Your goal -> Copy out every line that contains "dSTEC".

Entries with figure data
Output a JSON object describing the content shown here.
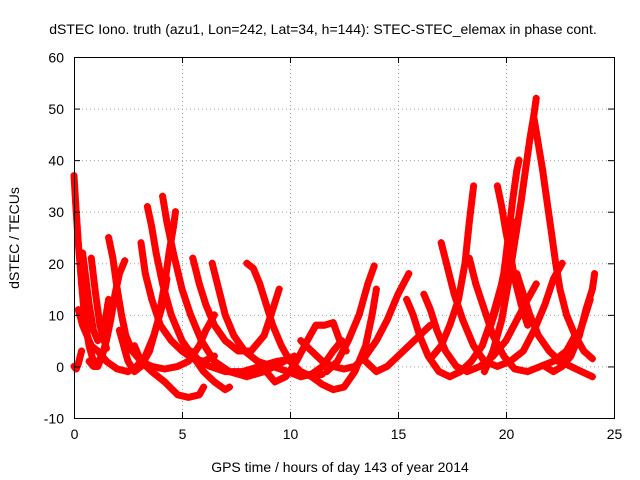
{
  "chart_data": {
    "type": "scatter",
    "title": "dSTEC Iono. truth (azu1, Lon=242, Lat=34, h=144): STEC-STEC_elemax in phase cont.",
    "xlabel": "GPS time / hours of day 143 of year 2014",
    "ylabel": "dSTEC  / TECUs",
    "xlim": [
      0,
      25
    ],
    "ylim": [
      -10,
      60
    ],
    "x_ticks": [
      "0",
      "5",
      "10",
      "15",
      "20",
      "25"
    ],
    "y_ticks": [
      "-10",
      "0",
      "10",
      "20",
      "30",
      "40",
      "50",
      "60"
    ],
    "grid": true,
    "marker": "plus",
    "series_color": "#ff0000",
    "arcs": [
      {
        "values": [
          [
            0.0,
            37
          ],
          [
            0.1,
            30
          ],
          [
            0.2,
            24
          ],
          [
            0.35,
            16
          ],
          [
            0.5,
            9
          ],
          [
            0.7,
            4
          ],
          [
            0.9,
            1
          ],
          [
            1.1,
            0.5
          ],
          [
            1.2,
            1.5
          ]
        ]
      },
      {
        "values": [
          [
            0.0,
            0
          ],
          [
            0.1,
            -0.5
          ],
          [
            0.2,
            0.5
          ],
          [
            0.35,
            3
          ]
        ]
      },
      {
        "values": [
          [
            0.2,
            11
          ],
          [
            0.4,
            8
          ],
          [
            0.6,
            6
          ],
          [
            0.8,
            4
          ],
          [
            1.1,
            3
          ],
          [
            1.5,
            1
          ],
          [
            2.0,
            -0.5
          ],
          [
            2.5,
            -1
          ],
          [
            2.9,
            0
          ],
          [
            3.3,
            2
          ],
          [
            3.7,
            6
          ],
          [
            4.1,
            12
          ],
          [
            4.3,
            17
          ]
        ]
      },
      {
        "values": [
          [
            0.4,
            22
          ],
          [
            0.55,
            17
          ],
          [
            0.7,
            12
          ],
          [
            0.9,
            7
          ],
          [
            1.1,
            5
          ],
          [
            1.3,
            6
          ],
          [
            1.45,
            9
          ],
          [
            1.6,
            13
          ]
        ]
      },
      {
        "values": [
          [
            0.7,
            1
          ],
          [
            0.9,
            0
          ],
          [
            1.1,
            0
          ],
          [
            1.3,
            2
          ],
          [
            1.5,
            5
          ],
          [
            1.7,
            9
          ],
          [
            1.9,
            14
          ],
          [
            2.1,
            18
          ],
          [
            2.35,
            20.5
          ]
        ]
      },
      {
        "values": [
          [
            0.8,
            21
          ],
          [
            1.0,
            14
          ],
          [
            1.2,
            8
          ],
          [
            1.4,
            5
          ],
          [
            1.5,
            3.5
          ]
        ]
      },
      {
        "values": [
          [
            1.6,
            25
          ],
          [
            1.8,
            21
          ],
          [
            2.0,
            15
          ],
          [
            2.2,
            10
          ],
          [
            2.4,
            6
          ],
          [
            2.7,
            3
          ],
          [
            3.1,
            1
          ],
          [
            3.6,
            0
          ],
          [
            4.2,
            -0.5
          ],
          [
            4.8,
            0
          ],
          [
            5.3,
            1
          ],
          [
            5.8,
            4
          ],
          [
            6.1,
            7
          ],
          [
            6.5,
            10
          ]
        ]
      },
      {
        "values": [
          [
            2.1,
            7
          ],
          [
            2.3,
            4
          ],
          [
            2.5,
            1
          ],
          [
            2.8,
            -1
          ],
          [
            3.1,
            0
          ],
          [
            3.5,
            3
          ],
          [
            3.9,
            9
          ],
          [
            4.2,
            16
          ],
          [
            4.4,
            22
          ],
          [
            4.6,
            27
          ],
          [
            4.7,
            30
          ]
        ]
      },
      {
        "values": [
          [
            3.1,
            24
          ],
          [
            3.3,
            18
          ],
          [
            3.6,
            13
          ],
          [
            4.0,
            8
          ],
          [
            4.5,
            5
          ],
          [
            5.0,
            3
          ],
          [
            5.5,
            1.5
          ],
          [
            6.0,
            1
          ],
          [
            6.5,
            2
          ]
        ]
      },
      {
        "values": [
          [
            3.4,
            31
          ],
          [
            3.6,
            27
          ],
          [
            3.8,
            22
          ],
          [
            4.1,
            16
          ],
          [
            4.5,
            10
          ],
          [
            5.0,
            5
          ],
          [
            5.5,
            2
          ],
          [
            6.0,
            -1
          ],
          [
            6.5,
            -3
          ],
          [
            7.0,
            -4.5
          ],
          [
            7.2,
            -4
          ]
        ]
      },
      {
        "values": [
          [
            2.8,
            4
          ],
          [
            3.1,
            1
          ],
          [
            3.6,
            -1
          ],
          [
            4.2,
            -3
          ],
          [
            4.8,
            -5.5
          ],
          [
            5.3,
            -6
          ],
          [
            5.8,
            -5.5
          ],
          [
            6.0,
            -4
          ]
        ]
      },
      {
        "values": [
          [
            4.1,
            33
          ],
          [
            4.3,
            28
          ],
          [
            4.6,
            22
          ],
          [
            5.0,
            15
          ],
          [
            5.4,
            10
          ],
          [
            5.9,
            5
          ],
          [
            6.5,
            1
          ],
          [
            7.2,
            -1
          ],
          [
            8.0,
            -2
          ],
          [
            8.8,
            -1
          ],
          [
            9.5,
            0.5
          ],
          [
            10.2,
            2
          ]
        ]
      },
      {
        "values": [
          [
            5.5,
            21
          ],
          [
            5.8,
            16
          ],
          [
            6.1,
            12
          ],
          [
            6.5,
            8
          ],
          [
            7.0,
            5
          ],
          [
            7.6,
            3
          ],
          [
            8.2,
            3
          ],
          [
            8.8,
            6
          ],
          [
            9.2,
            11
          ],
          [
            9.5,
            15
          ]
        ]
      },
      {
        "values": [
          [
            5.4,
            3
          ],
          [
            5.8,
            1
          ],
          [
            6.3,
            0
          ],
          [
            7.0,
            -1
          ],
          [
            7.8,
            -1
          ],
          [
            8.6,
            0
          ],
          [
            9.4,
            1
          ],
          [
            10.2,
            1.5
          ]
        ]
      },
      {
        "values": [
          [
            6.4,
            20
          ],
          [
            6.7,
            15
          ],
          [
            7.0,
            10
          ],
          [
            7.4,
            6
          ],
          [
            7.9,
            3
          ],
          [
            8.5,
            1
          ],
          [
            9.2,
            0
          ],
          [
            9.9,
            -1
          ],
          [
            10.5,
            -2
          ],
          [
            11.0,
            -1.5
          ],
          [
            11.5,
            0
          ],
          [
            12.0,
            3
          ],
          [
            12.4,
            5
          ]
        ]
      },
      {
        "values": [
          [
            8.0,
            20
          ],
          [
            8.3,
            19
          ],
          [
            8.6,
            16
          ],
          [
            8.9,
            12
          ],
          [
            9.2,
            8
          ],
          [
            9.6,
            4
          ],
          [
            10.0,
            1
          ],
          [
            10.5,
            -1
          ],
          [
            11.0,
            -2
          ],
          [
            11.5,
            -1.5
          ]
        ]
      },
      {
        "values": [
          [
            8.9,
            -1
          ],
          [
            9.3,
            -3
          ],
          [
            9.8,
            -2
          ],
          [
            10.3,
            1
          ],
          [
            10.8,
            5
          ],
          [
            11.2,
            8
          ],
          [
            11.6,
            8
          ],
          [
            12.0,
            8.5
          ],
          [
            12.3,
            5
          ],
          [
            12.6,
            3
          ]
        ]
      },
      {
        "values": [
          [
            10.5,
            5
          ],
          [
            11.0,
            3
          ],
          [
            11.5,
            1
          ],
          [
            12.0,
            0
          ],
          [
            12.5,
            -0.5
          ],
          [
            13.0,
            0
          ],
          [
            13.5,
            2
          ],
          [
            14.0,
            5
          ],
          [
            14.5,
            9
          ],
          [
            15.0,
            14
          ],
          [
            15.5,
            18
          ]
        ]
      },
      {
        "values": [
          [
            11.0,
            -2
          ],
          [
            11.5,
            -3.5
          ],
          [
            12.0,
            -4.5
          ],
          [
            12.5,
            -4
          ],
          [
            13.0,
            -1
          ],
          [
            13.5,
            4
          ],
          [
            13.8,
            10
          ],
          [
            14.0,
            15
          ]
        ]
      },
      {
        "values": [
          [
            11.7,
            -1
          ],
          [
            12.2,
            1
          ],
          [
            12.7,
            5
          ],
          [
            13.2,
            10
          ],
          [
            13.6,
            16
          ],
          [
            13.9,
            19.5
          ]
        ]
      },
      {
        "values": [
          [
            13.5,
            1
          ],
          [
            14.0,
            -1
          ],
          [
            14.5,
            0
          ],
          [
            15.0,
            2
          ],
          [
            15.5,
            4
          ],
          [
            16.0,
            6
          ],
          [
            16.5,
            8
          ]
        ]
      },
      {
        "values": [
          [
            15.4,
            13
          ],
          [
            15.7,
            10
          ],
          [
            16.0,
            6
          ],
          [
            16.4,
            2
          ],
          [
            16.9,
            -1
          ],
          [
            17.4,
            -2
          ],
          [
            17.9,
            -1
          ],
          [
            18.4,
            1
          ],
          [
            18.9,
            4
          ],
          [
            19.4,
            10
          ],
          [
            19.8,
            16
          ],
          [
            20.1,
            22
          ],
          [
            20.4,
            28
          ]
        ]
      },
      {
        "values": [
          [
            16.2,
            14
          ],
          [
            16.5,
            11
          ],
          [
            16.8,
            7
          ],
          [
            17.2,
            3
          ],
          [
            17.7,
            0
          ],
          [
            18.2,
            -1
          ],
          [
            18.8,
            0
          ],
          [
            19.4,
            2
          ],
          [
            20.0,
            5
          ],
          [
            20.5,
            9
          ],
          [
            21.0,
            13
          ],
          [
            21.4,
            16
          ]
        ]
      },
      {
        "values": [
          [
            16.6,
            2
          ],
          [
            17.0,
            4
          ],
          [
            17.4,
            8
          ],
          [
            17.8,
            13
          ],
          [
            18.1,
            20
          ],
          [
            18.3,
            28
          ],
          [
            18.5,
            35
          ]
        ]
      },
      {
        "values": [
          [
            17.0,
            24
          ],
          [
            17.3,
            19
          ],
          [
            17.6,
            14
          ],
          [
            18.0,
            9
          ],
          [
            18.5,
            4
          ],
          [
            19.0,
            1
          ],
          [
            19.6,
            0
          ],
          [
            20.2,
            1
          ],
          [
            20.8,
            3
          ],
          [
            21.3,
            7
          ],
          [
            21.8,
            12
          ],
          [
            22.2,
            17
          ],
          [
            22.6,
            20
          ]
        ]
      },
      {
        "values": [
          [
            18.3,
            21
          ],
          [
            18.6,
            16
          ],
          [
            19.0,
            11
          ],
          [
            19.4,
            6
          ],
          [
            19.9,
            2
          ],
          [
            20.4,
            -0.5
          ],
          [
            21.0,
            -1
          ],
          [
            21.6,
            0
          ],
          [
            22.2,
            1
          ],
          [
            22.8,
            3
          ],
          [
            23.2,
            6
          ]
        ]
      },
      {
        "values": [
          [
            19.0,
            -1
          ],
          [
            19.4,
            3
          ],
          [
            19.8,
            9
          ],
          [
            20.1,
            16
          ],
          [
            20.4,
            24
          ],
          [
            20.7,
            32
          ],
          [
            20.9,
            38
          ],
          [
            21.1,
            44
          ],
          [
            21.3,
            49
          ],
          [
            21.4,
            52
          ]
        ]
      },
      {
        "values": [
          [
            19.3,
            8
          ],
          [
            19.6,
            12
          ],
          [
            19.9,
            18
          ],
          [
            20.1,
            25
          ],
          [
            20.3,
            32
          ],
          [
            20.5,
            38
          ],
          [
            20.6,
            40
          ]
        ]
      },
      {
        "values": [
          [
            19.6,
            35
          ],
          [
            19.8,
            31
          ],
          [
            20.0,
            26
          ],
          [
            20.2,
            22
          ],
          [
            20.4,
            17
          ],
          [
            20.7,
            12
          ],
          [
            21.0,
            8
          ]
        ]
      },
      {
        "values": [
          [
            20.5,
            18
          ],
          [
            20.8,
            14
          ],
          [
            21.1,
            10
          ],
          [
            21.5,
            6
          ],
          [
            22.0,
            3
          ],
          [
            22.5,
            1
          ],
          [
            23.0,
            0
          ],
          [
            23.5,
            -1
          ],
          [
            24.0,
            -2
          ]
        ]
      },
      {
        "values": [
          [
            21.3,
            48
          ],
          [
            21.5,
            43
          ],
          [
            21.7,
            38
          ],
          [
            21.9,
            32
          ],
          [
            22.1,
            26
          ],
          [
            22.3,
            20
          ],
          [
            22.5,
            15
          ],
          [
            22.8,
            10
          ],
          [
            23.2,
            6
          ],
          [
            23.6,
            3
          ],
          [
            24.0,
            1.5
          ]
        ]
      },
      {
        "values": [
          [
            21.8,
            0
          ],
          [
            22.2,
            -1
          ],
          [
            22.6,
            0
          ],
          [
            23.0,
            2
          ],
          [
            23.4,
            6
          ],
          [
            23.7,
            11
          ],
          [
            24.0,
            15
          ],
          [
            24.1,
            18
          ]
        ]
      },
      {
        "values": [
          [
            22.4,
            1
          ],
          [
            22.8,
            2
          ],
          [
            23.2,
            4
          ],
          [
            23.6,
            9
          ],
          [
            23.9,
            13
          ]
        ]
      }
    ]
  }
}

Solution to this problem ->
    "title": "dSTEC Iono. truth (azu1, Lon=242, Lat=34, h=144): STEC-STEC_elemax in phase cont.",
    "ylabel": "dSTEC  / TECUs",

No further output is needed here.